INFORMATION SUPPLIED start
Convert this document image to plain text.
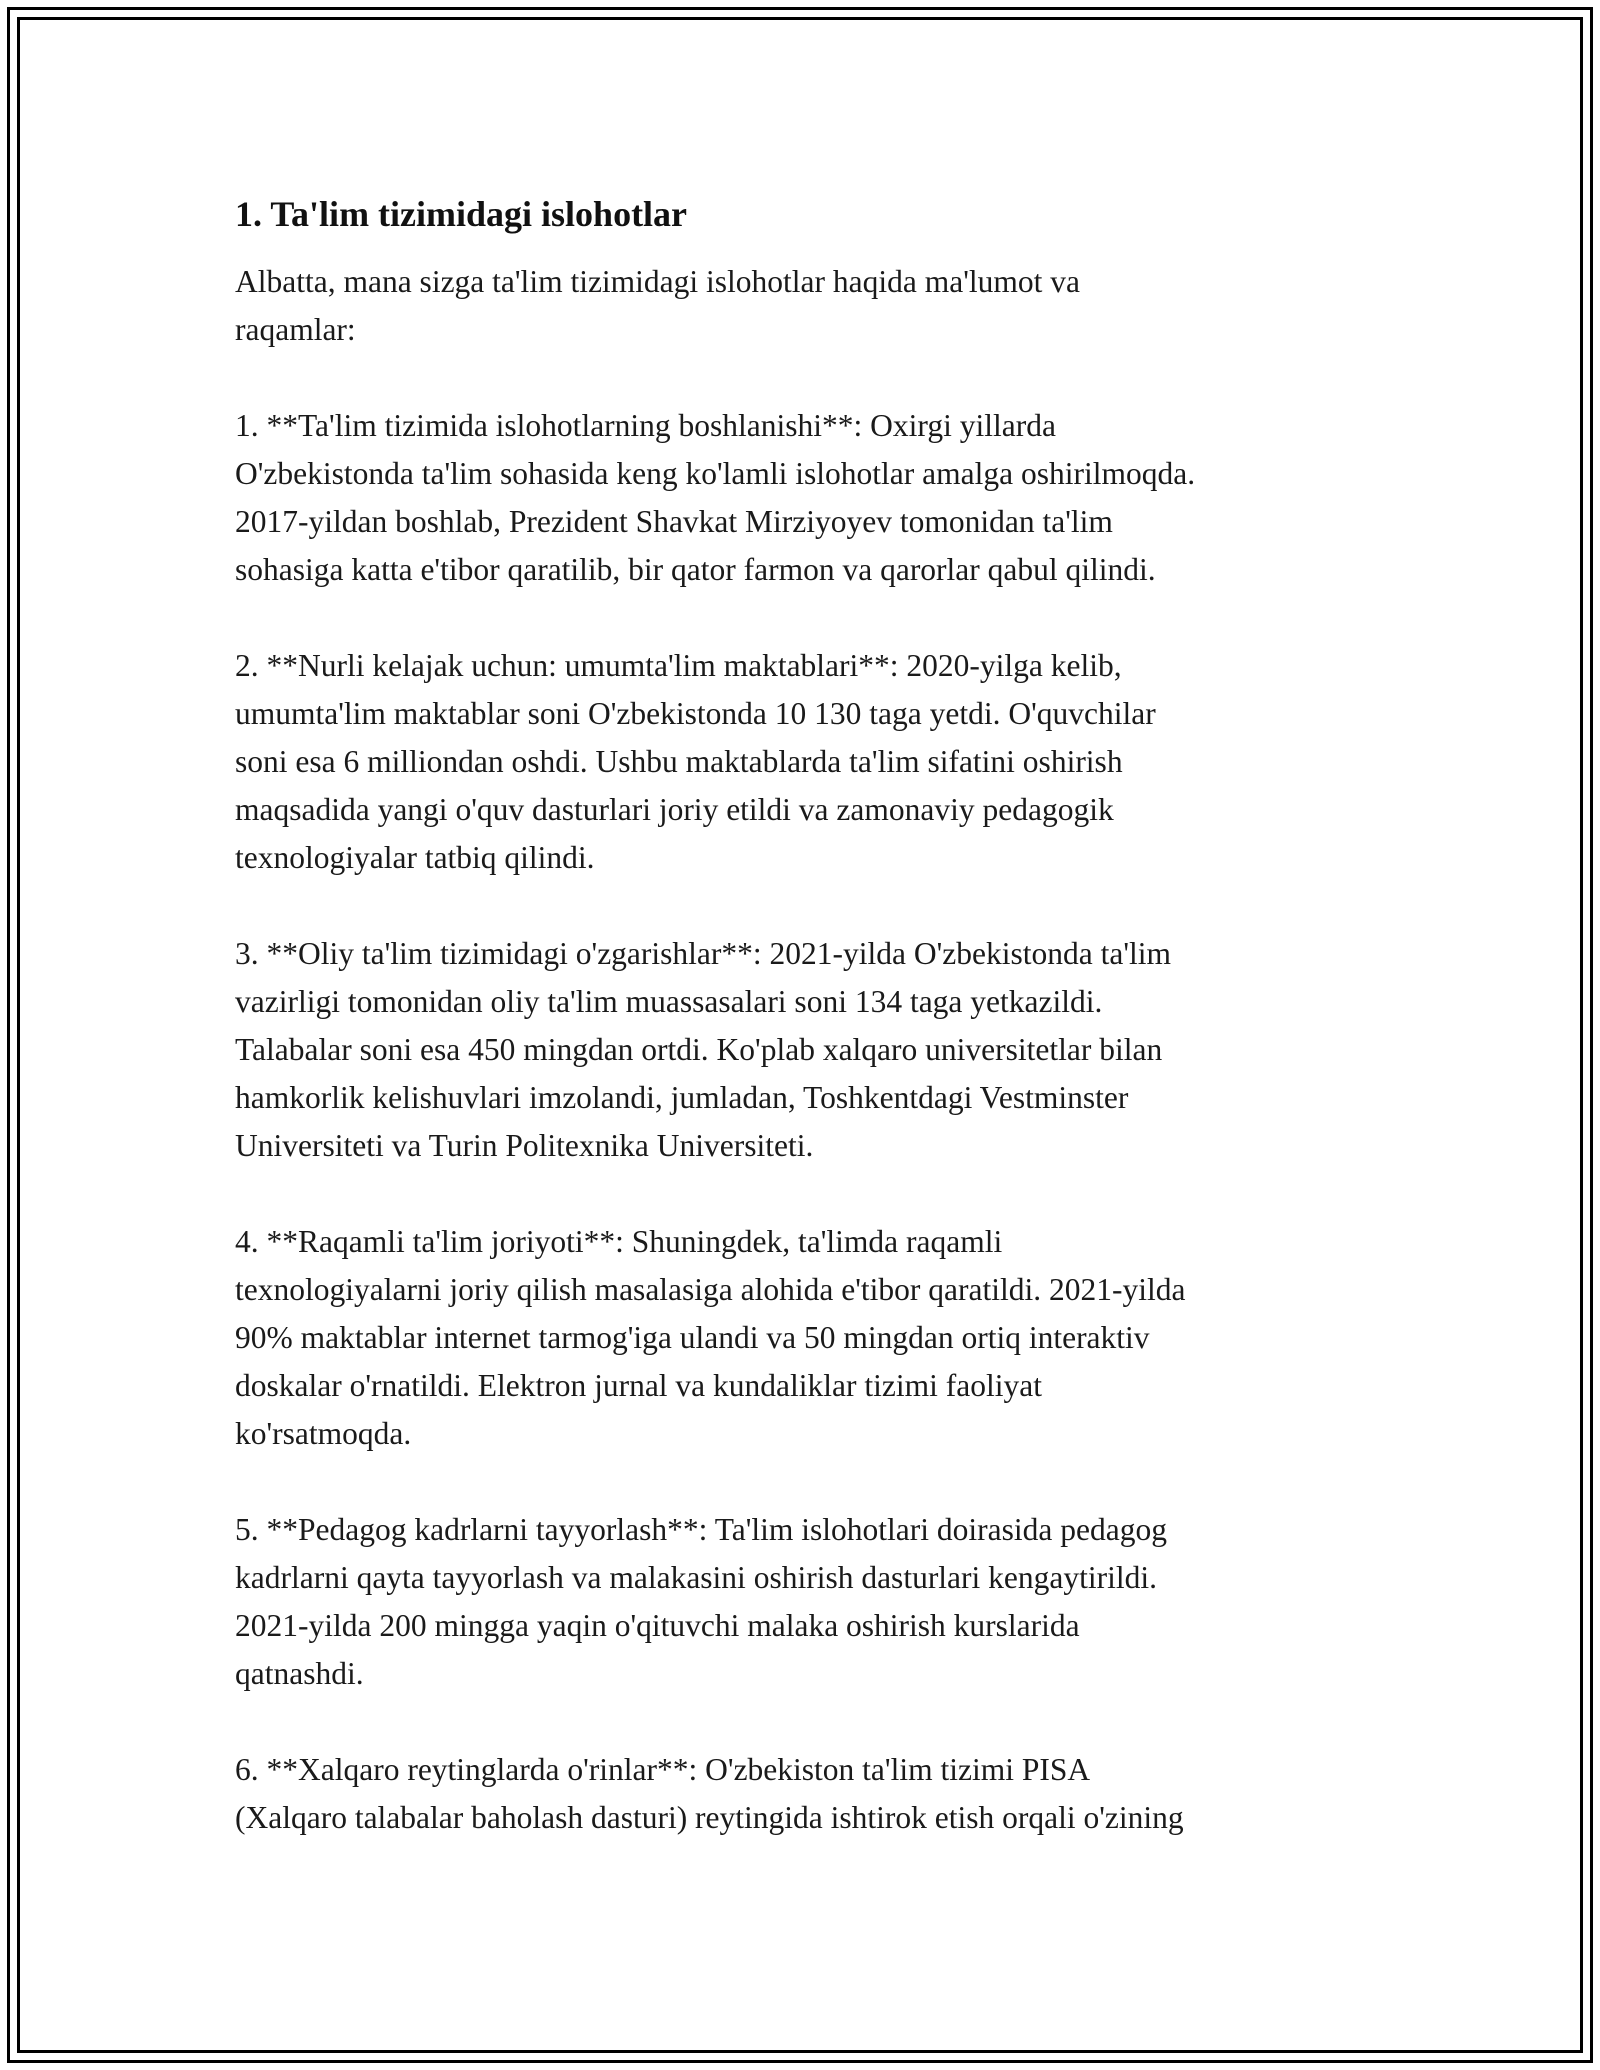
1. Ta'lim tizimidagi islohotlar

Albatta, mana sizga ta'lim tizimidagi islohotlar haqida ma'lumot va
raqamlar:

1. **Ta'lim tizimida islohotlarning boshlanishi**: Oxirgi yillarda
O'zbekistonda ta'lim sohasida keng ko'lamli islohotlar amalga oshirilmoqda.
2017-yildan boshlab, Prezident Shavkat Mirziyoyev tomonidan ta'lim
sohasiga katta e'tibor qaratilib, bir qator farmon va qarorlar qabul qilindi.

2. **Nurli kelajak uchun: umumta'lim maktablari**: 2020-yilga kelib,
umumta'lim maktablar soni O'zbekistonda 10 130 taga yetdi. O'quvchilar
soni esa 6 milliondan oshdi. Ushbu maktablarda ta'lim sifatini oshirish
maqsadida yangi o'quv dasturlari joriy etildi va zamonaviy pedagogik
texnologiyalar tatbiq qilindi.

3. **Oliy ta'lim tizimidagi o'zgarishlar**: 2021-yilda O'zbekistonda ta'lim
vazirligi tomonidan oliy ta'lim muassasalari soni 134 taga yetkazildi.
Talabalar soni esa 450 mingdan ortdi. Ko'plab xalqaro universitetlar bilan
hamkorlik kelishuvlari imzolandi, jumladan, Toshkentdagi Vestminster
Universiteti va Turin Politexnika Universiteti.

4. **Raqamli ta'lim joriyoti**: Shuningdek, ta'limda raqamli
texnologiyalarni joriy qilish masalasiga alohida e'tibor qaratildi. 2021-yilda
90% maktablar internet tarmog'iga ulandi va 50 mingdan ortiq interaktiv
doskalar o'rnatildi. Elektron jurnal va kundaliklar tizimi faoliyat
ko'rsatmoqda.

5. **Pedagog kadrlarni tayyorlash**: Ta'lim islohotlari doirasida pedagog
kadrlarni qayta tayyorlash va malakasini oshirish dasturlari kengaytirildi.
2021-yilda 200 mingga yaqin o'qituvchi malaka oshirish kurslarida
qatnashdi.

6. **Xalqaro reytinglarda o'rinlar**: O'zbekiston ta'lim tizimi PISA
(Xalqaro talabalar baholash dasturi) reytingida ishtirok etish orqali o'zining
INFORMATION SUPPLIED end
:: AIM ::
Report the number of lines holding the string "zbekistonda", without any other words.

:: CORRECT RESULT ::
3